-- START Material to process --
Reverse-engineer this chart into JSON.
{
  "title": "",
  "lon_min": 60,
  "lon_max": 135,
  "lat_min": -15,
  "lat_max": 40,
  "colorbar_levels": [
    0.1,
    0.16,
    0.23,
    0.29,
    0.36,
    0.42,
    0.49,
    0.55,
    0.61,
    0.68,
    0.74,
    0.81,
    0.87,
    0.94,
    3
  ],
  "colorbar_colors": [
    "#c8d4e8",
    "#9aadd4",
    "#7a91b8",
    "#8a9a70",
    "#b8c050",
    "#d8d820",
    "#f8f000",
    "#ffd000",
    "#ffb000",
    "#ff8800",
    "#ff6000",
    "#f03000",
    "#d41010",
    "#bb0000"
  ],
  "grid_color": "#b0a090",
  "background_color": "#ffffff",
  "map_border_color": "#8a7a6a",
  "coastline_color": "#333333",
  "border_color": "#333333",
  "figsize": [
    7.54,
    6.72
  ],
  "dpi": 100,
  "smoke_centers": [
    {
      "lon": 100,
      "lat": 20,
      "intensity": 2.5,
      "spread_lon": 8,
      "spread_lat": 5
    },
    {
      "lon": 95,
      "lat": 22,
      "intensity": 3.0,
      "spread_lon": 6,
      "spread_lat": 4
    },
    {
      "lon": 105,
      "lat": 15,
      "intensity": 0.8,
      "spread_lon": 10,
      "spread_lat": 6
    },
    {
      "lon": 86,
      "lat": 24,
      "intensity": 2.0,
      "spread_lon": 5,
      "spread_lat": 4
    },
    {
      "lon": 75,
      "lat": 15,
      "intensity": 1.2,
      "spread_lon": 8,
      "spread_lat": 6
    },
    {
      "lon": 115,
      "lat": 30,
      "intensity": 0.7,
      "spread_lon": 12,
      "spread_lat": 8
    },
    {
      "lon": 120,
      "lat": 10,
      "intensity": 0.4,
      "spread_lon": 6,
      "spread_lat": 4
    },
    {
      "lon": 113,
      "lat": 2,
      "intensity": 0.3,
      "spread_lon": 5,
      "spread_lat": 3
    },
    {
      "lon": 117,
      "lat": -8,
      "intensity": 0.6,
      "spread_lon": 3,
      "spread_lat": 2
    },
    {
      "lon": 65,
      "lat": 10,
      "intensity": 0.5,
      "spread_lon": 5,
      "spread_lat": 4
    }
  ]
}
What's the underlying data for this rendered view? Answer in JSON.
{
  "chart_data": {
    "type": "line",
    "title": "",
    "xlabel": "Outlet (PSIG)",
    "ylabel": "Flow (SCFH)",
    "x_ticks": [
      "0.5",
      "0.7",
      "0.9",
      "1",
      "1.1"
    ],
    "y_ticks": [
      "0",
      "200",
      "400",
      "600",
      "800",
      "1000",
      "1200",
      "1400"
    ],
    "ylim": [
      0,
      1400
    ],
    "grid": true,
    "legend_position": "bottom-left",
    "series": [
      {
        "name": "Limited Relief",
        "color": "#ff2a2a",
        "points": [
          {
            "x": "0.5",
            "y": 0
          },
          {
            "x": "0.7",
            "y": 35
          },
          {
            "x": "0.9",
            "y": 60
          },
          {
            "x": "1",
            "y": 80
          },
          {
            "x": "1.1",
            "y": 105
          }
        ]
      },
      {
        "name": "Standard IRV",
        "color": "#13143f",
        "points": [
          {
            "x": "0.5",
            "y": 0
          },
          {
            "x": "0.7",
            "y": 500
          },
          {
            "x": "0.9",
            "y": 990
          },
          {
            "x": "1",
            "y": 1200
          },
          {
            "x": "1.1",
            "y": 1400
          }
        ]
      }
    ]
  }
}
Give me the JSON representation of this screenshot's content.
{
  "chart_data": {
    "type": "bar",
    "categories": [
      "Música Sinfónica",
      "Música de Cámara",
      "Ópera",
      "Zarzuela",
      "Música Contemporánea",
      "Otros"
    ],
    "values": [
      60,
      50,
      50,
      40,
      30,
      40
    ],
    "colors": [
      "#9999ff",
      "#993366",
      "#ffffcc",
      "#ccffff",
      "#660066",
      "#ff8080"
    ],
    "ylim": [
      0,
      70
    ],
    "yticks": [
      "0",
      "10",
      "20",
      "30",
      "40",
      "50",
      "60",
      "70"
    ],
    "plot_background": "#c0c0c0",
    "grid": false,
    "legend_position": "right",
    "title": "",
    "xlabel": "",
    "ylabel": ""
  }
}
-- END Material to process --
▶ _Exercise task_:
Return each line of the listing that holds the string "Música".

▶ _Output for this exercise_:
      "Música Sinfónica",
      "Música de Cámara",
      "Música Contemporánea",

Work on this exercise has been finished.